Copy all lines below exactly as written. Leave pictures out.

⟨

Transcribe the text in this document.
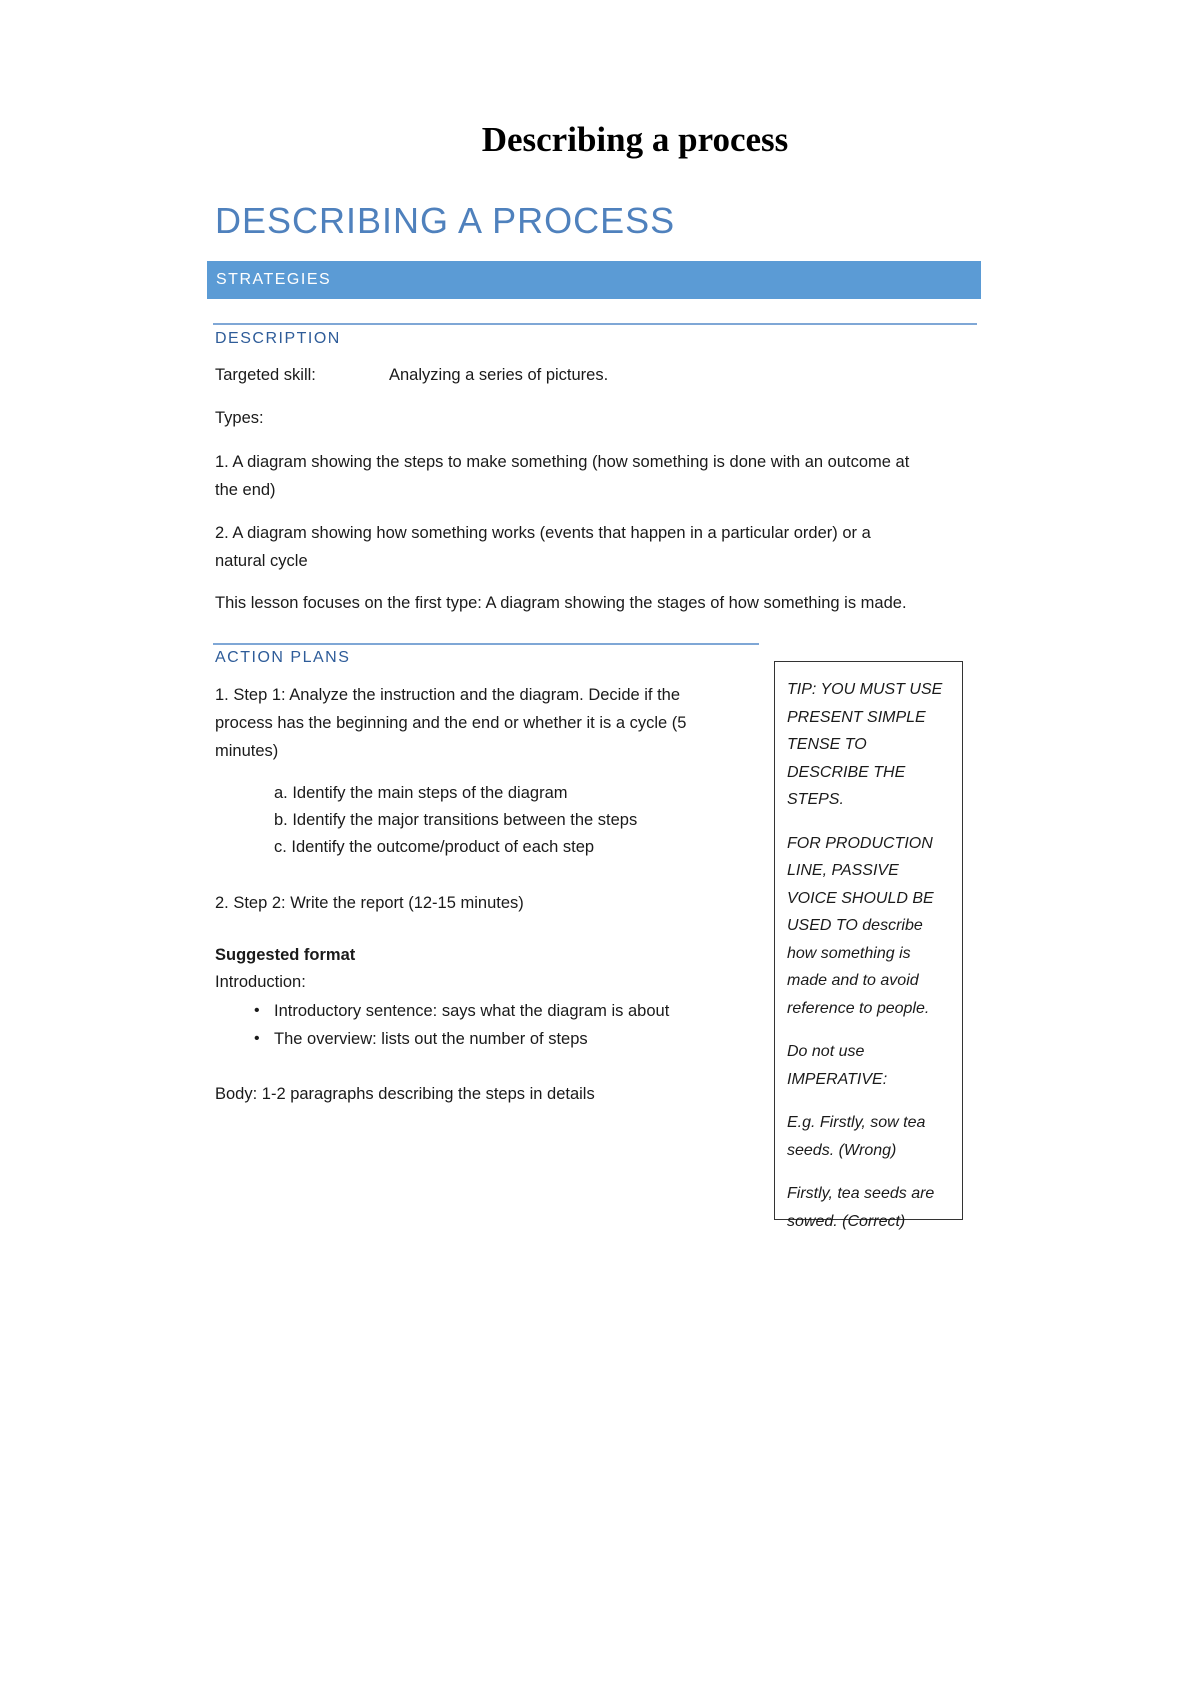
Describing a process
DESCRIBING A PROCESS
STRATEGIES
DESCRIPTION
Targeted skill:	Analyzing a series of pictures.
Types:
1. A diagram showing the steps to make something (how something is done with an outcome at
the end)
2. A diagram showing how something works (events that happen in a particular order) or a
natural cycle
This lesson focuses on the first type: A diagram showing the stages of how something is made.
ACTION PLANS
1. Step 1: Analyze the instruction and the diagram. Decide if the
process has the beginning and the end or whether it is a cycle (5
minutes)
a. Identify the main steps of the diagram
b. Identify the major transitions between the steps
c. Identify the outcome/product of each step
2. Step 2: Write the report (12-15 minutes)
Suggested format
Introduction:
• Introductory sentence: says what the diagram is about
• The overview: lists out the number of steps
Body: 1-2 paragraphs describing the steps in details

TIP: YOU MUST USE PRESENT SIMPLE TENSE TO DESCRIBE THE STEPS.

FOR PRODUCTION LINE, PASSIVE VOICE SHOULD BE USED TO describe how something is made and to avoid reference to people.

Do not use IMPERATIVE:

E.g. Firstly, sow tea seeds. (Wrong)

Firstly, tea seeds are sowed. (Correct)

⟩

## [EXPECTED ANSWER]
Transcribe the text in this document.
Describing a process
DESCRIBING A PROCESS
STRATEGIES
DESCRIPTION
Targeted skill:	Analyzing a series of pictures.
Types:
1. A diagram showing the steps to make something (how something is done with an outcome at
the end)
2. A diagram showing how something works (events that happen in a particular order) or a
natural cycle
This lesson focuses on the first type: A diagram showing the stages of how something is made.
ACTION PLANS
1. Step 1: Analyze the instruction and the diagram. Decide if the
process has the beginning and the end or whether it is a cycle (5
minutes)
a. Identify the main steps of the diagram
b. Identify the major transitions between the steps
c. Identify the outcome/product of each step
2. Step 2: Write the report (12-15 minutes)
Suggested format
Introduction:
• Introductory sentence: says what the diagram is about
• The overview: lists out the number of steps
Body: 1-2 paragraphs describing the steps in details

TIP: YOU MUST USE PRESENT SIMPLE TENSE TO DESCRIBE THE STEPS.

FOR PRODUCTION LINE, PASSIVE VOICE SHOULD BE USED TO describe how something is made and to avoid reference to people.

Do not use IMPERATIVE:

E.g. Firstly, sow tea seeds. (Wrong)

Firstly, tea seeds are sowed. (Correct)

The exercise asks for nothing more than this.